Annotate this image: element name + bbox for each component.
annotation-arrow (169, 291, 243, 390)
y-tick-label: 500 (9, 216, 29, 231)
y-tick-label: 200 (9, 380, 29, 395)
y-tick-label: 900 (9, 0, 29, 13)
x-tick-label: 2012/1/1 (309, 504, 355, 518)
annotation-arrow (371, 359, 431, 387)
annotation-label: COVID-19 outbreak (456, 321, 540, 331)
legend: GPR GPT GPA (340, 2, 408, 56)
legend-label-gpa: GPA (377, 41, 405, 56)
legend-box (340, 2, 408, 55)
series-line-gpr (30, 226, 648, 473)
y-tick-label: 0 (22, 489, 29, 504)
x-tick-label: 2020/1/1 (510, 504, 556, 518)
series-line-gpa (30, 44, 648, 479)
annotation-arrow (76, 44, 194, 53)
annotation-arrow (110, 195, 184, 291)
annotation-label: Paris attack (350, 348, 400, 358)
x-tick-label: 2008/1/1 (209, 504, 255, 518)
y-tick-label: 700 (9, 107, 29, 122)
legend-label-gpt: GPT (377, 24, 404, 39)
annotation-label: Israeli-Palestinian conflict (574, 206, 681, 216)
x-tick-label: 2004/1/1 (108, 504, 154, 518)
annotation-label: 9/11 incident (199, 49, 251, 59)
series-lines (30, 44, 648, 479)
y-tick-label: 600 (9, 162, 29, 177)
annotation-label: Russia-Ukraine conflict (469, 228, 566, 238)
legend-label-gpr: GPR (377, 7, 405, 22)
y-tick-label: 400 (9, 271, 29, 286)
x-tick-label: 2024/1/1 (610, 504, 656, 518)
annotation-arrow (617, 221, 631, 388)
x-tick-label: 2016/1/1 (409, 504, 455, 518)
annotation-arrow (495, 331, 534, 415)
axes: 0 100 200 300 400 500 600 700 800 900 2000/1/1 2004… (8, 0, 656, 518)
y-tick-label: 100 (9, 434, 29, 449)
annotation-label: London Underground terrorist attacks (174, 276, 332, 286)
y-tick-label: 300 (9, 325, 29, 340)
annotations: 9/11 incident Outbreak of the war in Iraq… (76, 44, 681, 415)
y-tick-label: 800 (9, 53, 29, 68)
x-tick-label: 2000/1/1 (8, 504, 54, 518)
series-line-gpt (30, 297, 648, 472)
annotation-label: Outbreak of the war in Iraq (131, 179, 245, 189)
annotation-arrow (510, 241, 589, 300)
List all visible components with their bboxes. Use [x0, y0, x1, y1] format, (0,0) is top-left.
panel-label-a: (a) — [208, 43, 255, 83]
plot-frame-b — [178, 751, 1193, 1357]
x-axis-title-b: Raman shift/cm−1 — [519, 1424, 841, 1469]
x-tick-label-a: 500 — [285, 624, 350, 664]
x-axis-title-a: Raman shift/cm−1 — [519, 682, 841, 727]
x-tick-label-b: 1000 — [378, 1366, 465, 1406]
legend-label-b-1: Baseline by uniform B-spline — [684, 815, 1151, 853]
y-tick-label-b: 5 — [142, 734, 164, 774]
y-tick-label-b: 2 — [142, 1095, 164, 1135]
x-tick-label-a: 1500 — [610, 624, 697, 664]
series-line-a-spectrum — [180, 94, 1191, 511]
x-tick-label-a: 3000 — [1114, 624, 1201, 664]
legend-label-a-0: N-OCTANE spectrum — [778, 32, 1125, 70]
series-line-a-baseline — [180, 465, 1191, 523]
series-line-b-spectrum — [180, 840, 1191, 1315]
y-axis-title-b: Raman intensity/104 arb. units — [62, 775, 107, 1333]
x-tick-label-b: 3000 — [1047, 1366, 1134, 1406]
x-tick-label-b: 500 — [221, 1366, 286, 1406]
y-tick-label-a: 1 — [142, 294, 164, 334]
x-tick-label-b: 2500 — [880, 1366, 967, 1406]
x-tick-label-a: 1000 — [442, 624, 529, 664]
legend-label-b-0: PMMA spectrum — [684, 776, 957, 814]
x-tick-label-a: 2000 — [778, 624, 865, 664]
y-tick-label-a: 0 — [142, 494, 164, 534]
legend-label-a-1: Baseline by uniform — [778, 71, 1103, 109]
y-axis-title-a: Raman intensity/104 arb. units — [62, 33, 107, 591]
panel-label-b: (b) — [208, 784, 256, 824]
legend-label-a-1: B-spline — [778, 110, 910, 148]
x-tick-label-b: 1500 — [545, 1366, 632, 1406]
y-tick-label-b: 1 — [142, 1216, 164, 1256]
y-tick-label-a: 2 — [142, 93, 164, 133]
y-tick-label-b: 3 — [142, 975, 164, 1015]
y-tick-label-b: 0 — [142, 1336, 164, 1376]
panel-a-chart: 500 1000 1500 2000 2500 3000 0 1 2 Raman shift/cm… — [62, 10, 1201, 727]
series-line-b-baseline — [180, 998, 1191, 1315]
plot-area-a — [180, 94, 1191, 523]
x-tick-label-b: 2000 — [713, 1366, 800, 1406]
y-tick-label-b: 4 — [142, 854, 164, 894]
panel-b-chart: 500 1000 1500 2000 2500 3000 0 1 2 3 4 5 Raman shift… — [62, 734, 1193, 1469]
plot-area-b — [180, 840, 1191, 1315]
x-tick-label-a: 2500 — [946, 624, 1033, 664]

──────

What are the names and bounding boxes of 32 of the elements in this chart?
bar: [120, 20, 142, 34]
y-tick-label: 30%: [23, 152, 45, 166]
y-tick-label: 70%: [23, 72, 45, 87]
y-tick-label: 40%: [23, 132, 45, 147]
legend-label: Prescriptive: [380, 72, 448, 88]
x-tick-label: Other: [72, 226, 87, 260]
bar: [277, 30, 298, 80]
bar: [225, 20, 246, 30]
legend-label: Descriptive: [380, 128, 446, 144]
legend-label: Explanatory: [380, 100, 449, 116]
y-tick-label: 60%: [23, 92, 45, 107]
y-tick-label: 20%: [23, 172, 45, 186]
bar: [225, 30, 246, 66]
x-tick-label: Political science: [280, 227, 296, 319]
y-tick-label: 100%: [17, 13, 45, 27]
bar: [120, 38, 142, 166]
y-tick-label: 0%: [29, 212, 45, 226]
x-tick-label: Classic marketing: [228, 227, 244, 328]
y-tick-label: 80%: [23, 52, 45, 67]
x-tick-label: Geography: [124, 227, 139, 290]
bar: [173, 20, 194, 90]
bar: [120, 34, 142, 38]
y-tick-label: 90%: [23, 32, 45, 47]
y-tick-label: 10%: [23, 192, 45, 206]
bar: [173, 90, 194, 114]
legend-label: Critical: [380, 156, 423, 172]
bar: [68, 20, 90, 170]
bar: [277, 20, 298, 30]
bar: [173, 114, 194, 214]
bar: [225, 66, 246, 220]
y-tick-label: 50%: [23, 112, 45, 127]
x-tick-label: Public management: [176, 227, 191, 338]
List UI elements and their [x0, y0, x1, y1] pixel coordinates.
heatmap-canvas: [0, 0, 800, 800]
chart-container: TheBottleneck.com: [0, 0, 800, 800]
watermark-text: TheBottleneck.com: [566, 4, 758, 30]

──────

» **AIM OF THE TASK**
Rewrite the records from the line with "Annotate this image: element" to the line with "legend-label-gpt: GPT (377, 24, 404, 39)", replacing "annotation-arrow" with "callout-arrow" and leaving everything else unchanged.

» **IN RESPONSE**
Annotate this image: element name + bbox for each component.
callout-arrow (169, 291, 243, 390)
y-tick-label: 500 (9, 216, 29, 231)
y-tick-label: 200 (9, 380, 29, 395)
y-tick-label: 900 (9, 0, 29, 13)
x-tick-label: 2012/1/1 (309, 504, 355, 518)
callout-arrow (371, 359, 431, 387)
annotation-label: COVID-19 outbreak (456, 321, 540, 331)
legend: GPR GPT GPA (340, 2, 408, 56)
legend-label-gpa: GPA (377, 41, 405, 56)
legend-box (340, 2, 408, 55)
series-line-gpr (30, 226, 648, 473)
y-tick-label: 0 (22, 489, 29, 504)
x-tick-label: 2020/1/1 (510, 504, 556, 518)
series-line-gpa (30, 44, 648, 479)
callout-arrow (76, 44, 194, 53)
callout-arrow (110, 195, 184, 291)
annotation-label: Paris attack (350, 348, 400, 358)
x-tick-label: 2008/1/1 (209, 504, 255, 518)
y-tick-label: 700 (9, 107, 29, 122)
legend-label-gpt: GPT (377, 24, 404, 39)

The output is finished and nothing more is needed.